In the programming blog text, rewrite the paragraph that begins "Since we want to ensure" as a short bulleted list, keeping its main facts.

TEXT SECTION =
————

A language like Java might prohibit making an allocation of an object foo on the stack and therefore force the allocation to made from the heap.  And it does so by not using "sub esp, 0x10" to make the allocation but instead calling out to malloc() to set aside the necessary space.  Now, out of this function, the address returned is not reclaimed.

An entire series of courses would be required to fully explain the trade-offs and reasoning, and since the length is growing long, I will conclude here and discuss the usage of this memory in a later post.

Thursday, October 21, 2010

Accessing Structs with Side Effects

In my recent research, I've needed to take certain additional actions when the fields in a data structure are changed.  Since all code involved is my own, my initial approach was to annotate any access with explicit calls.  Obviously, this isn't sustainable in larger projects, but for quick prototyping, it is sufficient.  Let's see a simple example (with pseudo-C as usual):

typedef struct _tree {
    pTree left, right;
    int data;
} Tree, *pTree;

Tree t;
t.left = t.right = NULL;
// Now take action

Since we want to ensure that we take action after every update, get / set routines could be introduced for each field.  Yet, now I have the overhead of calling these routines on every access.  And I still have to trust that all accesses will use the routines (though using another language like C++, I could make the fields private and force access to the routines).

My research is currently using C#, so I have further tools available to me, specifically accessors.  Initially, they seemed to be yet another silly hoop to jump through while writing code.  However, they provide a great tool for my present problem, where modifications to fields need to incur side effects.  Now for a C# snippet:

private Node pLeft;  // Internal storage
public Node left     // Public accessor
{
    get { return pLeft;}
    set
    {
        if (pLeft == value) return;  // discard redundant stores
        pLeft = value;
        pStack.Push(this); // side effect on update
    }
}

So my data structure now has implicit side effects from updates (good for the research).  And so any future development doesn't need explicit annotations.  All in all, I was quite pleased with this change (except for spending the time debugging the differences between implicit and explicit detection).

Thursday, October 14, 2010

Book Review: Beautiful Code

I came across the book, Beautiful Code: Leading Programmers Explain How They Think (Theory in Practice (O'Reilly)), several months ago and was immediately intrigued.  Could this be a book to do so much of what I want to achieve here?  In short, no.  The editors want us to read thirty or so examples and learn something about what makes code beautiful.  In principle, I can agree with this thesis, as I have learned a lot about writing better code from reading what others have programmed.

————

RECORDS SUPPLIED =
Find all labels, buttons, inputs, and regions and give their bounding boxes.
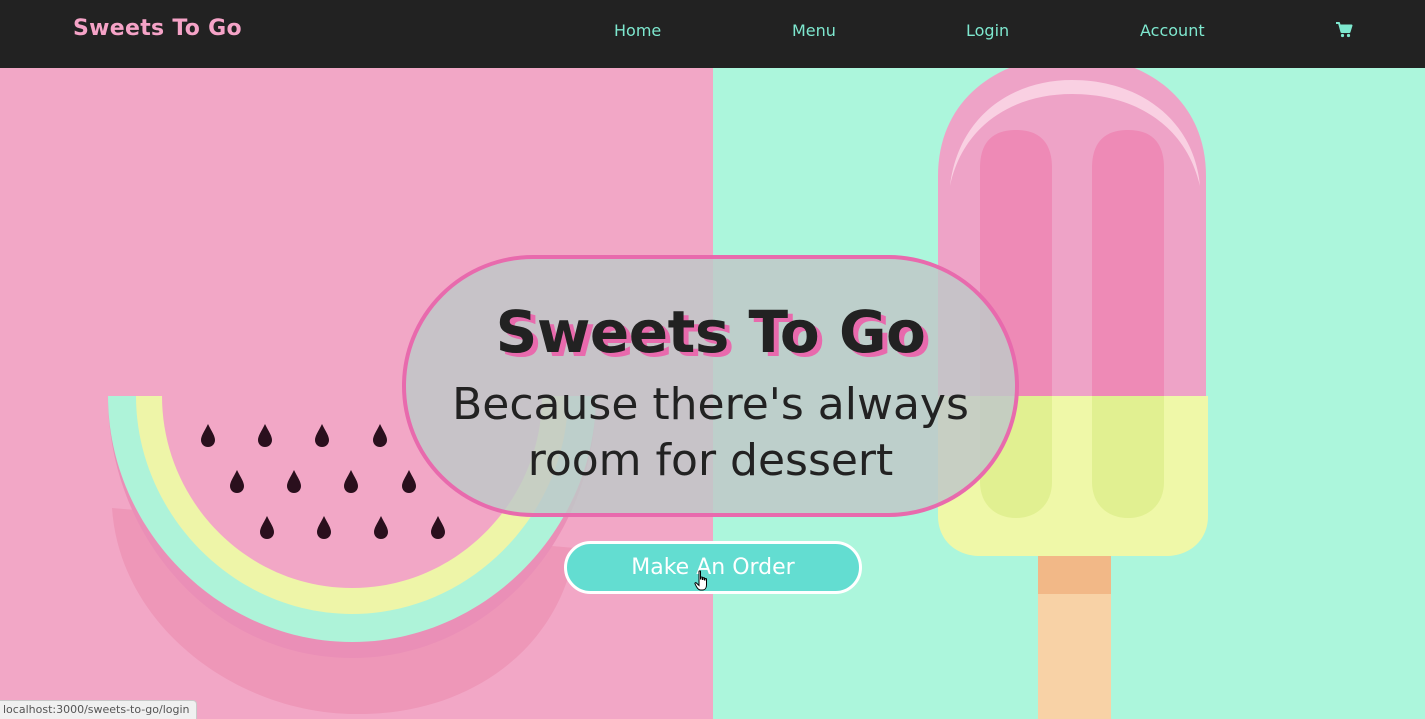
hero-section: Sweets To Go Because there's always room… bbox=[0, 68, 1425, 719]
status-bar-url: localhost:3000/sweets-to-go/login bbox=[0, 700, 197, 719]
hero-subtitle-line-1: Because there's always bbox=[452, 379, 969, 430]
hero-title: Sweets To Go bbox=[495, 298, 926, 366]
nav-menu-link[interactable]: Menu bbox=[792, 21, 836, 40]
make-an-order-button[interactable]: Make An Order bbox=[564, 541, 862, 594]
page: Sweets To Go Home Menu Login Account Swe… bbox=[0, 0, 1425, 719]
hero-subtitle-line-2: room for dessert bbox=[527, 435, 894, 486]
hero-tagline-box: Sweets To Go Because there's always room… bbox=[402, 255, 1019, 517]
nav-login-link[interactable]: Login bbox=[966, 21, 1009, 40]
brand-link[interactable]: Sweets To Go bbox=[73, 16, 242, 41]
nav-home-link[interactable]: Home bbox=[614, 21, 661, 40]
hand-pointer-icon bbox=[694, 570, 707, 591]
nav-account-link[interactable]: Account bbox=[1140, 21, 1205, 40]
shopping-cart-icon[interactable] bbox=[1335, 21, 1353, 39]
navbar: Sweets To Go Home Menu Login Account bbox=[0, 0, 1425, 68]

————

FINISHED EXERCISE =
- Adding get/set routines for each field would make sure action is taken after every update.
- These routines add the overhead of a call on every access.
- You still have to trust that every access goes through the routines.
- In a language like C++, the fields could be made private to force access through the routines.